Data items:
>> Begin

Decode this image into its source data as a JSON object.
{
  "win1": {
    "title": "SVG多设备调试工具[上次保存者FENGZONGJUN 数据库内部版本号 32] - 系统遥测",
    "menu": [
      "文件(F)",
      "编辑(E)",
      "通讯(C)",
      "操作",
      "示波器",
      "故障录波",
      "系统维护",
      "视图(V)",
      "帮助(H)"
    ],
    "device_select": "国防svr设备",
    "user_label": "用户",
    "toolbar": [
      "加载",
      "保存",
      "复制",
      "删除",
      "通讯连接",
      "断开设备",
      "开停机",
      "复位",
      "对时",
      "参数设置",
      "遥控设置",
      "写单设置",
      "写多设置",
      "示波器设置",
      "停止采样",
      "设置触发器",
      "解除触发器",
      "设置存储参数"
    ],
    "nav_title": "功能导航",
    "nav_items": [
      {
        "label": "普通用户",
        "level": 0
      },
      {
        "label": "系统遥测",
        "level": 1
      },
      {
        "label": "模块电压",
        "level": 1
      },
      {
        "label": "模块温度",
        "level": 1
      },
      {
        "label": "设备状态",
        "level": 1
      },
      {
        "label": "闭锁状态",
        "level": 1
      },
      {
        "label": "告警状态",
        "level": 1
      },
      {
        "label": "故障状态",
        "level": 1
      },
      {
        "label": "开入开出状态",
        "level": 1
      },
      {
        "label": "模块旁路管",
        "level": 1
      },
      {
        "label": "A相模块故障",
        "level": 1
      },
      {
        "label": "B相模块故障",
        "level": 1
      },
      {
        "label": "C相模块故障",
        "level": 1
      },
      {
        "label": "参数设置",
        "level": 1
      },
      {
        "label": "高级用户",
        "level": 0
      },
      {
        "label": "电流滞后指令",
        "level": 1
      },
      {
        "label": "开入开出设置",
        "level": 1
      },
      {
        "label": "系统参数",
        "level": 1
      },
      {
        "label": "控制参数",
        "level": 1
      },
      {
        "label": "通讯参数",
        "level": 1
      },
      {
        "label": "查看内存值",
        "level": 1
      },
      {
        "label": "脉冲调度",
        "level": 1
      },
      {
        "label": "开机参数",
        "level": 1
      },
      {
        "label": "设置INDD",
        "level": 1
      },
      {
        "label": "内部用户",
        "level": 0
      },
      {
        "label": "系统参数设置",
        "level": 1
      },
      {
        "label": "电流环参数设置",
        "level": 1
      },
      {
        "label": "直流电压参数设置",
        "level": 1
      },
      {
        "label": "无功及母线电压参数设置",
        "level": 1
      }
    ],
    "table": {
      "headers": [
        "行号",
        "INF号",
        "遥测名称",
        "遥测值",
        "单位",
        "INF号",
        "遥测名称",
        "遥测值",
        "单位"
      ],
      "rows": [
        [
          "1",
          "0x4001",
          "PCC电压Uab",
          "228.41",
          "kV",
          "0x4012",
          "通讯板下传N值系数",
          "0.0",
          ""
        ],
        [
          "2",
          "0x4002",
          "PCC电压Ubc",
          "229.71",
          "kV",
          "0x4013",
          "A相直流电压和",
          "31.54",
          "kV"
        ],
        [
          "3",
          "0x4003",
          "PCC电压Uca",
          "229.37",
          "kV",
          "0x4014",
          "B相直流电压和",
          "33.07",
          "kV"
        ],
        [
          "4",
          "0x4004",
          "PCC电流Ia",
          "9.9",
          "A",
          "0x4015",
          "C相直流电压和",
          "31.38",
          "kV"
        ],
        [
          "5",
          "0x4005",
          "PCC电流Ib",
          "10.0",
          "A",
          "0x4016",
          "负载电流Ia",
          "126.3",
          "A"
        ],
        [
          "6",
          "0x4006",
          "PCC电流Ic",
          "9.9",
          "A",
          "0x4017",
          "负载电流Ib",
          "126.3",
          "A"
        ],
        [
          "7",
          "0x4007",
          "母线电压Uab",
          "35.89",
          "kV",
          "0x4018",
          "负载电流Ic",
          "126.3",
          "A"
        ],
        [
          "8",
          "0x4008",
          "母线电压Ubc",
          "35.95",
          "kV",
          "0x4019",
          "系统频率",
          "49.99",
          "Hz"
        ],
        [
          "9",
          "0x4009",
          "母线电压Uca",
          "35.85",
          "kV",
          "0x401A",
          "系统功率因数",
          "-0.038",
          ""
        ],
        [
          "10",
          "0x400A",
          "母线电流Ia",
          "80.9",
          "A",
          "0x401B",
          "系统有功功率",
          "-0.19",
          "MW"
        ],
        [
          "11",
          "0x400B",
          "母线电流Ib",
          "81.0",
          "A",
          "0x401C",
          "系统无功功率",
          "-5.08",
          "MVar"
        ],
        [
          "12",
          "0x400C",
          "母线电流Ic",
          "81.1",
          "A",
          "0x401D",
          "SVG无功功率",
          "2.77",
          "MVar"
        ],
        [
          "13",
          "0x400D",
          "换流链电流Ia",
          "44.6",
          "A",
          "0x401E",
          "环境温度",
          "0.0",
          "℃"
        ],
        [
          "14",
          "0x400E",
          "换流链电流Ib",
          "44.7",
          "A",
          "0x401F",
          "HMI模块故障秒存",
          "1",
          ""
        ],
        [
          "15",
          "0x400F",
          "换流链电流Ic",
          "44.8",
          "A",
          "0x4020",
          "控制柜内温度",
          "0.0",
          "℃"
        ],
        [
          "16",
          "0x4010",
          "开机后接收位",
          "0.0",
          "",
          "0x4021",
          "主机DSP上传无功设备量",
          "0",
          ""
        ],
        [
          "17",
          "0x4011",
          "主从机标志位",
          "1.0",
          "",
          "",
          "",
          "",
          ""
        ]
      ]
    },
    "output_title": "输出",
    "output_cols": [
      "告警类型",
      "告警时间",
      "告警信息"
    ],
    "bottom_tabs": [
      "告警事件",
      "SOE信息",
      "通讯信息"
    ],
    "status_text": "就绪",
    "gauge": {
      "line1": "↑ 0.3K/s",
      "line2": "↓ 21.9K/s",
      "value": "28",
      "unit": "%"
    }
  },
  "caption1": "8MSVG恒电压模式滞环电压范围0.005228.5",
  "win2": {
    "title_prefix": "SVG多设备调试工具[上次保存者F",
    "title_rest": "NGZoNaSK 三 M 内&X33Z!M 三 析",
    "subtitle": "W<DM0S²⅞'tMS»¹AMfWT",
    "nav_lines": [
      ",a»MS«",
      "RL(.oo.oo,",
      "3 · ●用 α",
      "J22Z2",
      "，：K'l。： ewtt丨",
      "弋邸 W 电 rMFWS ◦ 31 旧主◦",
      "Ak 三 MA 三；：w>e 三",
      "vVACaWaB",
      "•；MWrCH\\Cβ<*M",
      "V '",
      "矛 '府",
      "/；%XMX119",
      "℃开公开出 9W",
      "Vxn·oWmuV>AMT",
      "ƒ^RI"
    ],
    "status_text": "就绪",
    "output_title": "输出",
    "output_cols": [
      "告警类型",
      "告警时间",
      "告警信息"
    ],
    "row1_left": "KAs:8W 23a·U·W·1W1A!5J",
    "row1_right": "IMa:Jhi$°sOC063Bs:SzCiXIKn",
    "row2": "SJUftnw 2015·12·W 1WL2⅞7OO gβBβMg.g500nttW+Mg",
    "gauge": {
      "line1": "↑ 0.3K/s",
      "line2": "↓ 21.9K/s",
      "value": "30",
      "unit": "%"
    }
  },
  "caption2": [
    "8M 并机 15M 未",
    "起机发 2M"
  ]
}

>> End

→ TASK DESCRIPTION
Every record shown above should be written out again exactly.

→ RESULT OF THE TASK
Decode this image into its source data as a JSON object.
{
  "win1": {
    "title": "SVG多设备调试工具[上次保存者FENGZONGJUN 数据库内部版本号 32] - 系统遥测",
    "menu": [
      "文件(F)",
      "编辑(E)",
      "通讯(C)",
      "操作",
      "示波器",
      "故障录波",
      "系统维护",
      "视图(V)",
      "帮助(H)"
    ],
    "device_select": "国防svr设备",
    "user_label": "用户",
    "toolbar": [
      "加载",
      "保存",
      "复制",
      "删除",
      "通讯连接",
      "断开设备",
      "开停机",
      "复位",
      "对时",
      "参数设置",
      "遥控设置",
      "写单设置",
      "写多设置",
      "示波器设置",
      "停止采样",
      "设置触发器",
      "解除触发器",
      "设置存储参数"
    ],
    "nav_title": "功能导航",
    "nav_items": [
      {
        "label": "普通用户",
        "level": 0
      },
      {
        "label": "系统遥测",
        "level": 1
      },
      {
        "label": "模块电压",
        "level": 1
      },
      {
        "label": "模块温度",
        "level": 1
      },
      {
        "label": "设备状态",
        "level": 1
      },
      {
        "label": "闭锁状态",
        "level": 1
      },
      {
        "label": "告警状态",
        "level": 1
      },
      {
        "label": "故障状态",
        "level": 1
      },
      {
        "label": "开入开出状态",
        "level": 1
      },
      {
        "label": "模块旁路管",
        "level": 1
      },
      {
        "label": "A相模块故障",
        "level": 1
      },
      {
        "label": "B相模块故障",
        "level": 1
      },
      {
        "label": "C相模块故障",
        "level": 1
      },
      {
        "label": "参数设置",
        "level": 1
      },
      {
        "label": "高级用户",
        "level": 0
      },
      {
        "label": "电流滞后指令",
        "level": 1
      },
      {
        "label": "开入开出设置",
        "level": 1
      },
      {
        "label": "系统参数",
        "level": 1
      },
      {
        "label": "控制参数",
        "level": 1
      },
      {
        "label": "通讯参数",
        "level": 1
      },
      {
        "label": "查看内存值",
        "level": 1
      },
      {
        "label": "脉冲调度",
        "level": 1
      },
      {
        "label": "开机参数",
        "level": 1
      },
      {
        "label": "设置INDD",
        "level": 1
      },
      {
        "label": "内部用户",
        "level": 0
      },
      {
        "label": "系统参数设置",
        "level": 1
      },
      {
        "label": "电流环参数设置",
        "level": 1
      },
      {
        "label": "直流电压参数设置",
        "level": 1
      },
      {
        "label": "无功及母线电压参数设置",
        "level": 1
      }
    ],
    "table": {
      "headers": [
        "行号",
        "INF号",
        "遥测名称",
        "遥测值",
        "单位",
        "INF号",
        "遥测名称",
        "遥测值",
        "单位"
      ],
      "rows": [
        [
          "1",
          "0x4001",
          "PCC电压Uab",
          "228.41",
          "kV",
          "0x4012",
          "通讯板下传N值系数",
          "0.0",
          ""
        ],
        [
          "2",
          "0x4002",
          "PCC电压Ubc",
          "229.71",
          "kV",
          "0x4013",
          "A相直流电压和",
          "31.54",
          "kV"
        ],
        [
          "3",
          "0x4003",
          "PCC电压Uca",
          "229.37",
          "kV",
          "0x4014",
          "B相直流电压和",
          "33.07",
          "kV"
        ],
        [
          "4",
          "0x4004",
          "PCC电流Ia",
          "9.9",
          "A",
          "0x4015",
          "C相直流电压和",
          "31.38",
          "kV"
        ],
        [
          "5",
          "0x4005",
          "PCC电流Ib",
          "10.0",
          "A",
          "0x4016",
          "负载电流Ia",
          "126.3",
          "A"
        ],
        [
          "6",
          "0x4006",
          "PCC电流Ic",
          "9.9",
          "A",
          "0x4017",
          "负载电流Ib",
          "126.3",
          "A"
        ],
        [
          "7",
          "0x4007",
          "母线电压Uab",
          "35.89",
          "kV",
          "0x4018",
          "负载电流Ic",
          "126.3",
          "A"
        ],
        [
          "8",
          "0x4008",
          "母线电压Ubc",
          "35.95",
          "kV",
          "0x4019",
          "系统频率",
          "49.99",
          "Hz"
        ],
        [
          "9",
          "0x4009",
          "母线电压Uca",
          "35.85",
          "kV",
          "0x401A",
          "系统功率因数",
          "-0.038",
          ""
        ],
        [
          "10",
          "0x400A",
          "母线电流Ia",
          "80.9",
          "A",
          "0x401B",
          "系统有功功率",
          "-0.19",
          "MW"
        ],
        [
          "11",
          "0x400B",
          "母线电流Ib",
          "81.0",
          "A",
          "0x401C",
          "系统无功功率",
          "-5.08",
          "MVar"
        ],
        [
          "12",
          "0x400C",
          "母线电流Ic",
          "81.1",
          "A",
          "0x401D",
          "SVG无功功率",
          "2.77",
          "MVar"
        ],
        [
          "13",
          "0x400D",
          "换流链电流Ia",
          "44.6",
          "A",
          "0x401E",
          "环境温度",
          "0.0",
          "℃"
        ],
        [
          "14",
          "0x400E",
          "换流链电流Ib",
          "44.7",
          "A",
          "0x401F",
          "HMI模块故障秒存",
          "1",
          ""
        ],
        [
          "15",
          "0x400F",
          "换流链电流Ic",
          "44.8",
          "A",
          "0x4020",
          "控制柜内温度",
          "0.0",
          "℃"
        ],
        [
          "16",
          "0x4010",
          "开机后接收位",
          "0.0",
          "",
          "0x4021",
          "主机DSP上传无功设备量",
          "0",
          ""
        ],
        [
          "17",
          "0x4011",
          "主从机标志位",
          "1.0",
          "",
          "",
          "",
          "",
          ""
        ]
      ]
    },
    "output_title": "输出",
    "output_cols": [
      "告警类型",
      "告警时间",
      "告警信息"
    ],
    "bottom_tabs": [
      "告警事件",
      "SOE信息",
      "通讯信息"
    ],
    "status_text": "就绪",
    "gauge": {
      "line1": "↑ 0.3K/s",
      "line2": "↓ 21.9K/s",
      "value": "28",
      "unit": "%"
    }
  },
  "caption1": "8MSVG恒电压模式滞环电压范围0.005228.5",
  "win2": {
    "title_prefix": "SVG多设备调试工具[上次保存者F",
    "title_rest": "NGZoNaSK 三 M 内&X33Z!M 三 析",
    "subtitle": "W<DM0S²⅞'tMS»¹AMfWT",
    "nav_lines": [
      ",a»MS«",
      "RL(.oo.oo,",
      "3 · ●用 α",
      "J22Z2",
      "，：K'l。： ewtt丨",
      "弋邸 W 电 rMFWS ◦ 31 旧主◦",
      "Ak 三 MA 三；：w>e 三",
      "vVACaWaB",
      "•；MWrCH\\Cβ<*M",
      "V '",
      "矛 '府",
      "/；%XMX119",
      "℃开公开出 9W",
      "Vxn·oWmuV>AMT",
      "ƒ^RI"
    ],
    "status_text": "就绪",
    "output_title": "输出",
    "output_cols": [
      "告警类型",
      "告警时间",
      "告警信息"
    ],
    "row1_left": "KAs:8W 23a·U·W·1W1A!5J",
    "row1_right": "IMa:Jhi$°sOC063Bs:SzCiXIKn",
    "row2": "SJUftnw 2015·12·W 1WL2⅞7OO gβBβMg.g500nttW+Mg",
    "gauge": {
      "line1": "↑ 0.3K/s",
      "line2": "↓ 21.9K/s",
      "value": "30",
      "unit": "%"
    }
  },
  "caption2": [
    "8M 并机 15M 未",
    "起机发 2M"
  ]
}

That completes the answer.